_Written exercise_.
Scan the listing below and copy every line holding "JSON".

(Records)
◇ ◇ ◇ ◇

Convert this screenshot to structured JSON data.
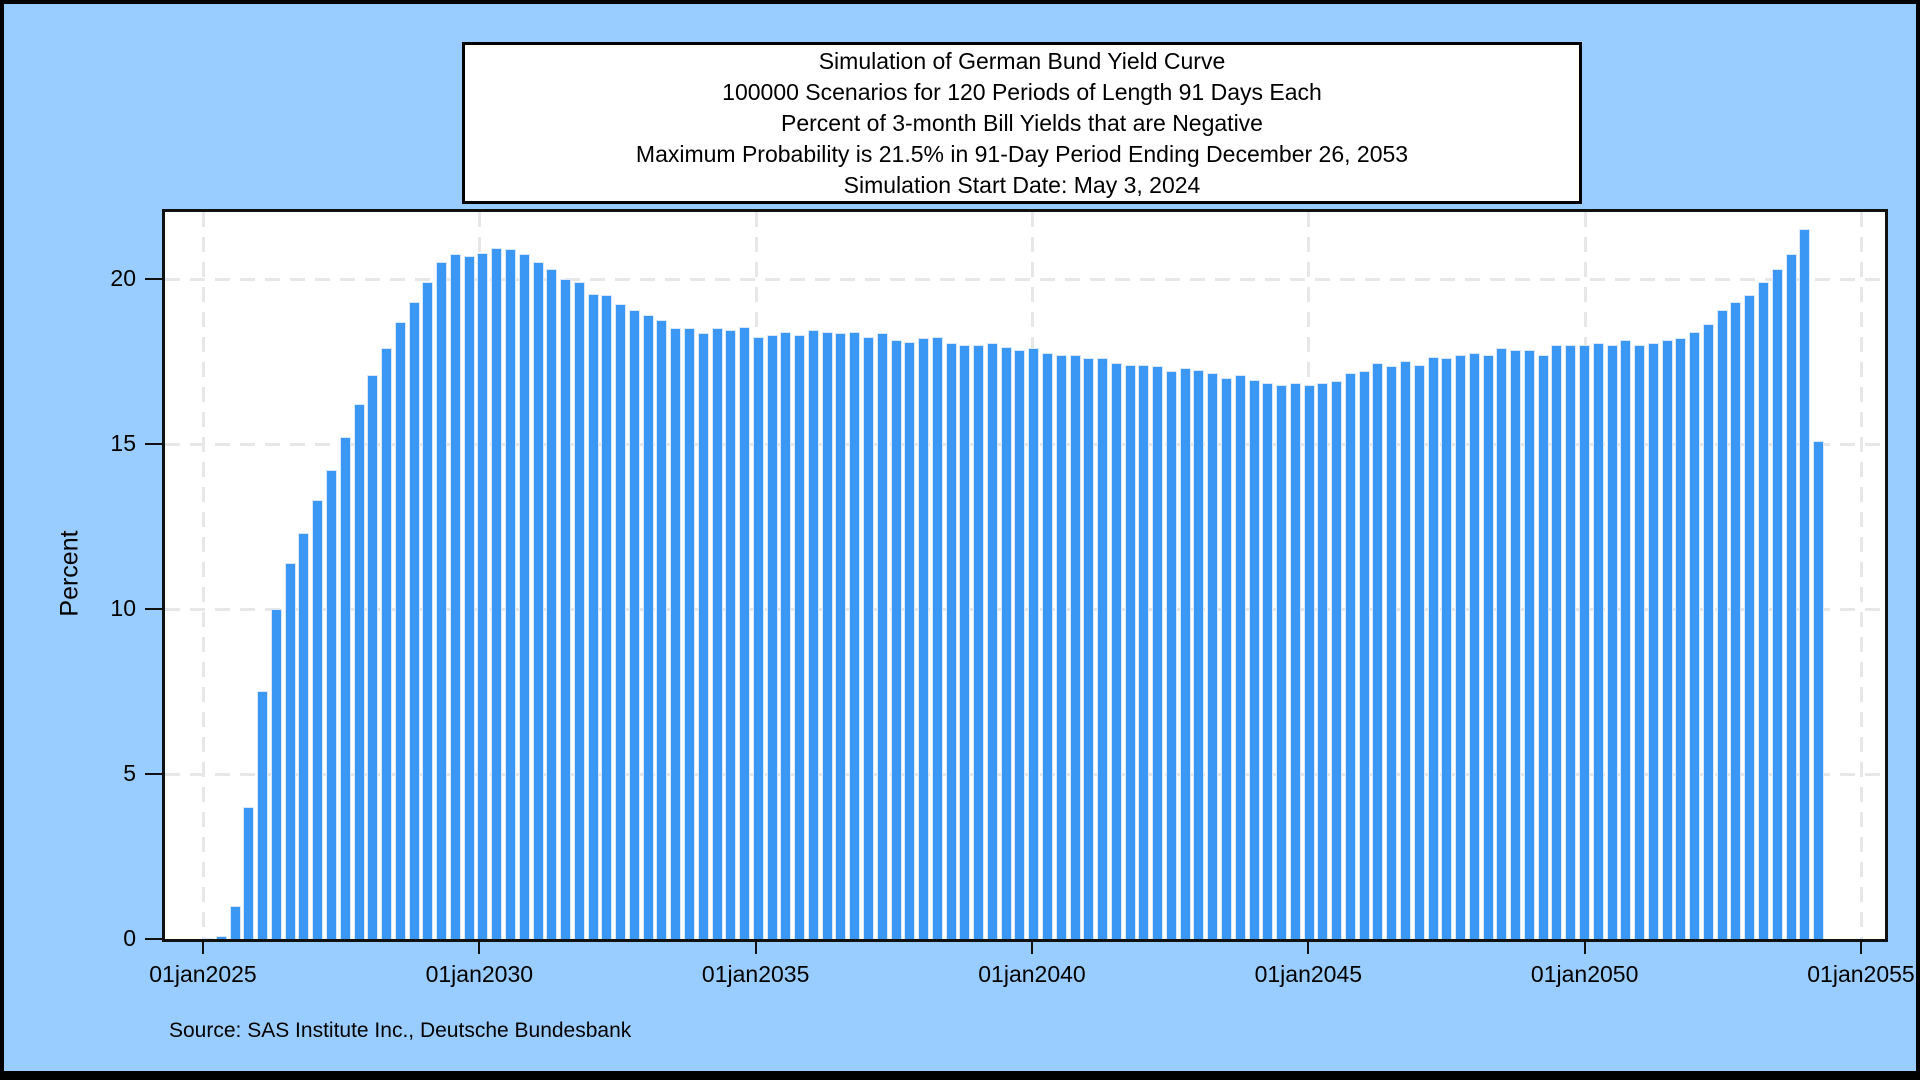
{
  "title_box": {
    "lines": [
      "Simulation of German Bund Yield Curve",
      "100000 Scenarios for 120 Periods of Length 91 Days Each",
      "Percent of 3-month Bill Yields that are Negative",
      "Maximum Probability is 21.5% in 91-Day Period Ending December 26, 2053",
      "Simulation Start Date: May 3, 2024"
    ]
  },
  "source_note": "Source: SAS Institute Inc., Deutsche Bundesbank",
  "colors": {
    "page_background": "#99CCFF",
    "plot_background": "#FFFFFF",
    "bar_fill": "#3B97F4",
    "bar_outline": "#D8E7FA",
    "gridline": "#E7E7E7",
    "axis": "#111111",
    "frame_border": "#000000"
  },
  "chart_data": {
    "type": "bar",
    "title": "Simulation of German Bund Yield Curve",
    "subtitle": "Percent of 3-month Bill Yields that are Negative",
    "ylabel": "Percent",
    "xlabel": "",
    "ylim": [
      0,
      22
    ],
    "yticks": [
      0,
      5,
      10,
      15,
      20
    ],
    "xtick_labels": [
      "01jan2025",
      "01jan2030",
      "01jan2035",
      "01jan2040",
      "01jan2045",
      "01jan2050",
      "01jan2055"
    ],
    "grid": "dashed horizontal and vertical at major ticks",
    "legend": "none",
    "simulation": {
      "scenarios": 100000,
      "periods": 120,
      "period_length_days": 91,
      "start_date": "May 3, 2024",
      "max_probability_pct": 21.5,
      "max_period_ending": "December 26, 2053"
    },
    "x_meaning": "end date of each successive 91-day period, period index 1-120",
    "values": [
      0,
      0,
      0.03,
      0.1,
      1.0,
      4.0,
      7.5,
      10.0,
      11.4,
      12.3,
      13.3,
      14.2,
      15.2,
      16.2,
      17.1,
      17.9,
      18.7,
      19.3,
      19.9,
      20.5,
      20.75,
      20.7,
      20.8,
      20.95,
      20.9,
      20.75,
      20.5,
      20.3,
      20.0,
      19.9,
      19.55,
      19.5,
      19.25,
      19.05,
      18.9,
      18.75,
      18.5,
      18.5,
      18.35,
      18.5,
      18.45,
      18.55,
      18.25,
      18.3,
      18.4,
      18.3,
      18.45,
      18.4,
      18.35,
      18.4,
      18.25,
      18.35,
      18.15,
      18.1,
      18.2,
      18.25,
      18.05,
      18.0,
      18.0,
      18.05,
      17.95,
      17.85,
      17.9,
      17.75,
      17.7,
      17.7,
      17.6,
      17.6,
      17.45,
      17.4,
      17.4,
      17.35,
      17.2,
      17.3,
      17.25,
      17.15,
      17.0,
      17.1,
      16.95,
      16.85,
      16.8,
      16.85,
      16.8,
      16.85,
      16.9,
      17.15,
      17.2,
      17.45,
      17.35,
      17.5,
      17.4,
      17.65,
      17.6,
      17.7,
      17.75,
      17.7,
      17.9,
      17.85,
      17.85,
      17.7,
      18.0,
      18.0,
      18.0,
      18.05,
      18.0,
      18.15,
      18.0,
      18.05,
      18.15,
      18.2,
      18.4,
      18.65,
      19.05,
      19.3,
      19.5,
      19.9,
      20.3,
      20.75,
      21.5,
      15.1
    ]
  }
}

◇ ◇ ◇ ◇

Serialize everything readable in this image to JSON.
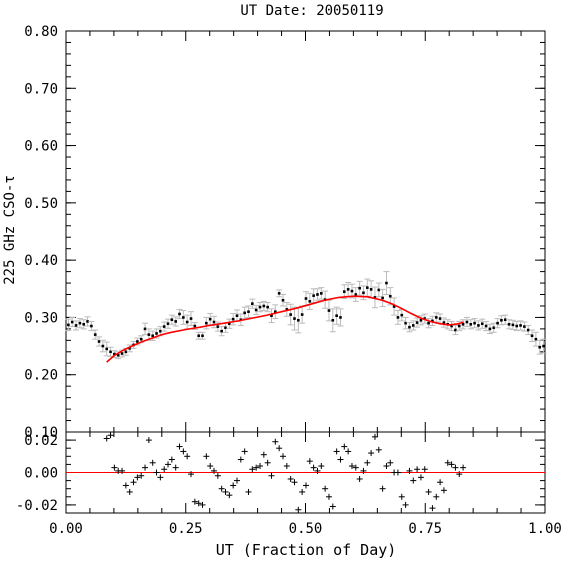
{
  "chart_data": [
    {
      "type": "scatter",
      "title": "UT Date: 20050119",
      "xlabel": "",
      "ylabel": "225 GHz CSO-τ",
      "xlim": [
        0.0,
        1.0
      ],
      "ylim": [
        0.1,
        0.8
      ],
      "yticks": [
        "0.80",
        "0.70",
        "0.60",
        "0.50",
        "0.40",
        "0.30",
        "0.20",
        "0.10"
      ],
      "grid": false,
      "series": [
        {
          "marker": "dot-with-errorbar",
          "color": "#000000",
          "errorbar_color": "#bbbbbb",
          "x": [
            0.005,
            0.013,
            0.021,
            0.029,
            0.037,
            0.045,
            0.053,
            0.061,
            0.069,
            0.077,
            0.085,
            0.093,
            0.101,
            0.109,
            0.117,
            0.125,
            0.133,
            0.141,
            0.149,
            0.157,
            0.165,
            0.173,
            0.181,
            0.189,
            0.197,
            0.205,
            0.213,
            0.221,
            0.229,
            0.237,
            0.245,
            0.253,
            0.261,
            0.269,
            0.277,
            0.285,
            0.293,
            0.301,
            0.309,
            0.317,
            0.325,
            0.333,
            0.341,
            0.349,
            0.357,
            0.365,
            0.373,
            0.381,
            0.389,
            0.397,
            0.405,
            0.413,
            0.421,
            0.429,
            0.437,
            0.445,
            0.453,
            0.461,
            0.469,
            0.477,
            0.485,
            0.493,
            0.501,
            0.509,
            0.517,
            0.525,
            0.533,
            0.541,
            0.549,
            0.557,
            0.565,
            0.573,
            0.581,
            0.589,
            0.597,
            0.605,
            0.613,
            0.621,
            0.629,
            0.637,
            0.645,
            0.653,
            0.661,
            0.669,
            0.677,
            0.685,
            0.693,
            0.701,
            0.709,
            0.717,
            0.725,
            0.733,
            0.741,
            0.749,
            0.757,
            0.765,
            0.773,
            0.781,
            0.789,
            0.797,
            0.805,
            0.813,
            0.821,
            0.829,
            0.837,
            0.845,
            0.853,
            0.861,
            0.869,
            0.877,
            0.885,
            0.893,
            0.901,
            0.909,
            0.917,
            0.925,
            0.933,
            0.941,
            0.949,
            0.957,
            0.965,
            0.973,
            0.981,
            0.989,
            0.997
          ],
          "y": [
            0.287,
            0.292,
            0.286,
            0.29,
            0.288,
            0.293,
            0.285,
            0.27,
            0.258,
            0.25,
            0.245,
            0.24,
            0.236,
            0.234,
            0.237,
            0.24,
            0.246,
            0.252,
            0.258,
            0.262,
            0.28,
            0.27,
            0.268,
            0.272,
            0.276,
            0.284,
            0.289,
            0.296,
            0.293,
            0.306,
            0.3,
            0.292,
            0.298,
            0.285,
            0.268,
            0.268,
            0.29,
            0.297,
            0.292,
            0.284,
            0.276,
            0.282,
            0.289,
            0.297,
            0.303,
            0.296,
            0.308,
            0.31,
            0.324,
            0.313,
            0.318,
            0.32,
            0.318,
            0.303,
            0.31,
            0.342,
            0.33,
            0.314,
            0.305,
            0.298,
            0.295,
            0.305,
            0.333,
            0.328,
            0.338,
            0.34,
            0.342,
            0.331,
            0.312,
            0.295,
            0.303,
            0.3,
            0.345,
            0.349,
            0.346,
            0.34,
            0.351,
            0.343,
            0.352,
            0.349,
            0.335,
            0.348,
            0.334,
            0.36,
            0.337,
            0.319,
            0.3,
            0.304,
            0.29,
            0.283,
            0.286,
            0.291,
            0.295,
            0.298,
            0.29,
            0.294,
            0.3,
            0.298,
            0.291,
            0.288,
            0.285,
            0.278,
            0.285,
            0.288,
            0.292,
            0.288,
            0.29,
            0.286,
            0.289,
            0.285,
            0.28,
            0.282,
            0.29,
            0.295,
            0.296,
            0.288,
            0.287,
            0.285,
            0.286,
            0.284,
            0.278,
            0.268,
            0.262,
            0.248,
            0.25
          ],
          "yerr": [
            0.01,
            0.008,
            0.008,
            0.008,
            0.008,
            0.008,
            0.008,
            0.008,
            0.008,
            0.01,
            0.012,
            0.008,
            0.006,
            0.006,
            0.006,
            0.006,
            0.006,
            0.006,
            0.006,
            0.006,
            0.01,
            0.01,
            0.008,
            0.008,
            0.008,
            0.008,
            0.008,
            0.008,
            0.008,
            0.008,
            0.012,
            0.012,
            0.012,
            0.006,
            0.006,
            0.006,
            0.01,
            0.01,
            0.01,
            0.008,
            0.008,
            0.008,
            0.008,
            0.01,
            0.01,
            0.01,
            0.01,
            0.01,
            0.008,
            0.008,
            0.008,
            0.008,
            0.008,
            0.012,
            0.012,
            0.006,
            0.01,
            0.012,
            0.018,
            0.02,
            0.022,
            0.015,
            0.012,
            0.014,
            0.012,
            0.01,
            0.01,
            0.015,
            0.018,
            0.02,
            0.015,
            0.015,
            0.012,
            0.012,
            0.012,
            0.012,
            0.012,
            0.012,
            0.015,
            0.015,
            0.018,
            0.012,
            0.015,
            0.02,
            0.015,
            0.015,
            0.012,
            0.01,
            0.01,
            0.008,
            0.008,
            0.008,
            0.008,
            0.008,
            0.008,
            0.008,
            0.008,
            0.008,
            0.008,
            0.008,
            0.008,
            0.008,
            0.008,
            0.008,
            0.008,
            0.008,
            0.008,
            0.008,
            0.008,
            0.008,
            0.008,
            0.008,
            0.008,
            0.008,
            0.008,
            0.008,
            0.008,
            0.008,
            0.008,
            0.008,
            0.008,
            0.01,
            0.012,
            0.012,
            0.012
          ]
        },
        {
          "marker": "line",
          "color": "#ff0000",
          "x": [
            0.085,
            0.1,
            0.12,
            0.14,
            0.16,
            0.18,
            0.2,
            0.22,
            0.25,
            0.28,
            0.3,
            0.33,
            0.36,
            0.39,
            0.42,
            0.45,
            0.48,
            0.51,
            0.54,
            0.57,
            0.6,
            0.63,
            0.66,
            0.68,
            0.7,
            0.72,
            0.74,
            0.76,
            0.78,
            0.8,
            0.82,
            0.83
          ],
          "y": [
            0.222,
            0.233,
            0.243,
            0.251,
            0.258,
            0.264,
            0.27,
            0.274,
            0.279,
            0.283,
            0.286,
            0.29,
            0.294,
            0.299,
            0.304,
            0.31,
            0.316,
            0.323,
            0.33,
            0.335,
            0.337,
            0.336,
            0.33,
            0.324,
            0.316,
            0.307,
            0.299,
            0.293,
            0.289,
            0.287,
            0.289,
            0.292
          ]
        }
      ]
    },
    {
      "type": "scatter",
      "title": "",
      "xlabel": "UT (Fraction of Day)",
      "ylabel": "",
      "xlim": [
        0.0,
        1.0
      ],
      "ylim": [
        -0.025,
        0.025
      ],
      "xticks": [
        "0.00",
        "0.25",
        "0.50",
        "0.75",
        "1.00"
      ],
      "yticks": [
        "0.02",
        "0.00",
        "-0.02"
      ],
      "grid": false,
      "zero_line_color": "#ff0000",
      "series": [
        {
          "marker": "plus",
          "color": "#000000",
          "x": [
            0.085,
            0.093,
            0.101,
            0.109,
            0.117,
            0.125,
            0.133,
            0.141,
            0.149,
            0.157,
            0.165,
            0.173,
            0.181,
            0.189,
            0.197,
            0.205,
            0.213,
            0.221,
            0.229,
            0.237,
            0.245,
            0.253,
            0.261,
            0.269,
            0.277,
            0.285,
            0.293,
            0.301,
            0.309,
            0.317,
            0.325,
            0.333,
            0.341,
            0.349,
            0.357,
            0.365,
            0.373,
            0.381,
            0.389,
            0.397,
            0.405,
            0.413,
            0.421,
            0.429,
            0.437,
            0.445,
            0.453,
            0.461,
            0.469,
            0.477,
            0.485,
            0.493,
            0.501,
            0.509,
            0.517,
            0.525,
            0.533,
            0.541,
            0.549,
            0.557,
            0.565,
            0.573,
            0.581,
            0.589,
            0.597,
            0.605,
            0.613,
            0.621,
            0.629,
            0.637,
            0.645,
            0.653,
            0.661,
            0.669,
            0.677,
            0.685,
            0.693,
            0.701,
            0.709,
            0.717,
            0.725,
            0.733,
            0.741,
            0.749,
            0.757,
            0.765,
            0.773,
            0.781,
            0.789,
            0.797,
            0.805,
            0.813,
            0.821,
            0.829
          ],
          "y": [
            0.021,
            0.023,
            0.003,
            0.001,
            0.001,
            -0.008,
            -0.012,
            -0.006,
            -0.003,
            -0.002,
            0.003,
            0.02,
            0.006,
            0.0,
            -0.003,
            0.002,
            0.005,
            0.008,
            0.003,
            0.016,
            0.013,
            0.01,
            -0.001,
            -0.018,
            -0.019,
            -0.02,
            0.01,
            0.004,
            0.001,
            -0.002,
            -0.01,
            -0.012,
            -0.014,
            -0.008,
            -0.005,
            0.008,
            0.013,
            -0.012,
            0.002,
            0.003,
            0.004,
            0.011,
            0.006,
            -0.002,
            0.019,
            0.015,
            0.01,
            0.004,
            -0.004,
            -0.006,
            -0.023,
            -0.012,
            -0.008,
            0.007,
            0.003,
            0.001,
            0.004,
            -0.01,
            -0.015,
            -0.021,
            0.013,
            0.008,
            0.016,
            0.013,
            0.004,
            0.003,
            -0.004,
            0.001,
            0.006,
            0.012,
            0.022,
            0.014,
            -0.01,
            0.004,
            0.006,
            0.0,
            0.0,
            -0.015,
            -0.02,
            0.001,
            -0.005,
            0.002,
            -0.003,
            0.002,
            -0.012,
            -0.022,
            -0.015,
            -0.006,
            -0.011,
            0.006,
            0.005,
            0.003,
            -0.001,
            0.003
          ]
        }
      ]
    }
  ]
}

◇ ◇ ◇ ◇

_The solution_.
Convert this screenshot to structured JSON data.
Serialize everything readable in this image to JSON.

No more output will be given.